* start Data provided *
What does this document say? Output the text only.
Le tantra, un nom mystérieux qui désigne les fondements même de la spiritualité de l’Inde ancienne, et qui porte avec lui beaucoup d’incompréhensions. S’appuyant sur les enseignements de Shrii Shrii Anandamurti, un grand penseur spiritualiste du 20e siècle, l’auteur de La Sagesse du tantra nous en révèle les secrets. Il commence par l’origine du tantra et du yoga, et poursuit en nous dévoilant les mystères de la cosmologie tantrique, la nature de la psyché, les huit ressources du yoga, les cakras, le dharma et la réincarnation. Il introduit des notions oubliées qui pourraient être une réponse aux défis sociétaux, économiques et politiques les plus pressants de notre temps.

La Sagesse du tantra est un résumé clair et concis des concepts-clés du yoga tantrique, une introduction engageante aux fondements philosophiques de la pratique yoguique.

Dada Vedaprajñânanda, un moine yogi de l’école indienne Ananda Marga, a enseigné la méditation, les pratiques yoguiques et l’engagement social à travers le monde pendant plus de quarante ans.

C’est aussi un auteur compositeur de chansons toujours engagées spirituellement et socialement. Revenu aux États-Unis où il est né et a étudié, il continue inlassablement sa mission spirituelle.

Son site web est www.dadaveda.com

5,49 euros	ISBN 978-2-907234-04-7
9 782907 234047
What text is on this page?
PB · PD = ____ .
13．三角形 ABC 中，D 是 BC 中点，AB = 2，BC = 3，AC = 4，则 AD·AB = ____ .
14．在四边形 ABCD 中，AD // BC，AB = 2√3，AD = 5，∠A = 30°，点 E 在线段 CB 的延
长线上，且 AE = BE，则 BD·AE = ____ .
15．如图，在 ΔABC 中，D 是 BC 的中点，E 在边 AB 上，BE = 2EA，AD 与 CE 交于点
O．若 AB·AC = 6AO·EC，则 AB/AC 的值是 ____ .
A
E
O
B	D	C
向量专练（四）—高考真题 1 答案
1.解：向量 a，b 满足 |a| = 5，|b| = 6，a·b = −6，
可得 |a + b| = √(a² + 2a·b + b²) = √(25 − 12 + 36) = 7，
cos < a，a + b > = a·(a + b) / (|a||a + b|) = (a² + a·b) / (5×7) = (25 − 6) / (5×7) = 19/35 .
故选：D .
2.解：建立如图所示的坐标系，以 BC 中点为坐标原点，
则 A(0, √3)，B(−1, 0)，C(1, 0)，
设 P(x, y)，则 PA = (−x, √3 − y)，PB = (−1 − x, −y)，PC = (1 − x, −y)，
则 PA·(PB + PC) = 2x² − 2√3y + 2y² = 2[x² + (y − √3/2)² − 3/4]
* end Data provided *
From the data, list each line in which the string "tantrique" appears.

Le tantra, un nom mystérieux qui désigne les fondements même de la spiritualité de l’Inde ancienne, et qui porte avec lui beaucoup d’incompréhensions. S’appuyant sur les enseignements de Shrii Shrii Anandamurti, un grand penseur spiritualiste du 20e siècle, l’auteur de La Sagesse du tantra nous en révèle les secrets. Il commence par l’origine du tantra et du yoga, et poursuit en nous dévoilant les mystères de la cosmologie tantrique, la nature de la psyché, les huit ressources du yoga, les cakras, le dharma et la réincarnation. Il introduit des notions oubliées qui pourraient être une réponse aux défis sociétaux, économiques et politiques les plus pressants de notre temps.
La Sagesse du tantra est un résumé clair et concis des concepts-clés du yoga tantrique, une introduction engageante aux fondements philosophiques de la pratique yoguique.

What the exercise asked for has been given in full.